= Set exercise =
Filter the records below and copy every line containing the word "color".

* * * * * * *

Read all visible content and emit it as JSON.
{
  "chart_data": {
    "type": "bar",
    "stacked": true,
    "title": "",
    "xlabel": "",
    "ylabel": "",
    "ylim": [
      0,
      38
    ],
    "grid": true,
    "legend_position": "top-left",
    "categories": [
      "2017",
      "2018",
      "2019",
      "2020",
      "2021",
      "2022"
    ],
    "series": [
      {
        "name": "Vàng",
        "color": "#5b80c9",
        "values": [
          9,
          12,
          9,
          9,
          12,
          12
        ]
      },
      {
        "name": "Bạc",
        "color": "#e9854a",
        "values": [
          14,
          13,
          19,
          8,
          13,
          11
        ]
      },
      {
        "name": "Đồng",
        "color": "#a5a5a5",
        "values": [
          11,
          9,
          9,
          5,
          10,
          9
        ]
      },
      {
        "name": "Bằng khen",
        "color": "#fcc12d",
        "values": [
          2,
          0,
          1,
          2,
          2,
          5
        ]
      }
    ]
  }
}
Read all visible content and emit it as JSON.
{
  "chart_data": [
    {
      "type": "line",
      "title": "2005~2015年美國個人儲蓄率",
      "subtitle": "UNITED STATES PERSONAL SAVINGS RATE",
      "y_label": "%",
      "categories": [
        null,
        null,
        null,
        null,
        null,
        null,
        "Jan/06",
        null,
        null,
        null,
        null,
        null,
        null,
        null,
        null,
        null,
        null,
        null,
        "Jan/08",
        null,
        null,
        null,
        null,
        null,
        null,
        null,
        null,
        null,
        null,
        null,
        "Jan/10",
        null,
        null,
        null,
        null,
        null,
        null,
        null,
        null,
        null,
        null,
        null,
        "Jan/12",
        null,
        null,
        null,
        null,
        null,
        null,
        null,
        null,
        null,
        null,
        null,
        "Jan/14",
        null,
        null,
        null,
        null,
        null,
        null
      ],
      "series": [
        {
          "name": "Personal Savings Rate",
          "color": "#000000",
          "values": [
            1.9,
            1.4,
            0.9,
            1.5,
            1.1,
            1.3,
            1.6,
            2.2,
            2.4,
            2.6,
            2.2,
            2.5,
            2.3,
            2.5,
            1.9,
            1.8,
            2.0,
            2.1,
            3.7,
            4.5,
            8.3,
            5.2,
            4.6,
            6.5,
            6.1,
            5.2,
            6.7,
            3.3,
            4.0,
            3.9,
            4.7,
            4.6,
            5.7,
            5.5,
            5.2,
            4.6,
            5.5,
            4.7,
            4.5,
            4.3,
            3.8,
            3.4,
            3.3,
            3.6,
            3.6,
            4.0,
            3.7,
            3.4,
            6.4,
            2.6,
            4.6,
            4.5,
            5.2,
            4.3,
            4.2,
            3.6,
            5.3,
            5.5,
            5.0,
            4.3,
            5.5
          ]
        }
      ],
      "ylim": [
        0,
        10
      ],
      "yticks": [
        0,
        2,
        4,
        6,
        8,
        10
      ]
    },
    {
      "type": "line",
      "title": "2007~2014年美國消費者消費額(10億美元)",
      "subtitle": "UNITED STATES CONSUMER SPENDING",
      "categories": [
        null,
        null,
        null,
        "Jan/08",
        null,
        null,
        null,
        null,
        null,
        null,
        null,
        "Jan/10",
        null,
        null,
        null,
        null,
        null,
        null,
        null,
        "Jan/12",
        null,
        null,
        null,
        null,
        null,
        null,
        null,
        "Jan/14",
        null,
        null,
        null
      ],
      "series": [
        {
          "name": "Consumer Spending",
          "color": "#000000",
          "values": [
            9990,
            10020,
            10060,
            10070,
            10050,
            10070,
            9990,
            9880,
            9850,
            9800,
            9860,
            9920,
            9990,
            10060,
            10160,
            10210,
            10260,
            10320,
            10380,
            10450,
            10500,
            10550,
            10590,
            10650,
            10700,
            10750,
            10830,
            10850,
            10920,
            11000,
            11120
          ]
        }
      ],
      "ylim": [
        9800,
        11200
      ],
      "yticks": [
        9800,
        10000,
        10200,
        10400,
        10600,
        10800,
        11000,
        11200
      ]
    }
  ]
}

* * * * * * *

= Finished answer =
        "color": "#5b80c9",
        "color": "#e9854a",
        "color": "#a5a5a5",
        "color": "#fcc12d",
          "color": "#000000",
          "color": "#000000",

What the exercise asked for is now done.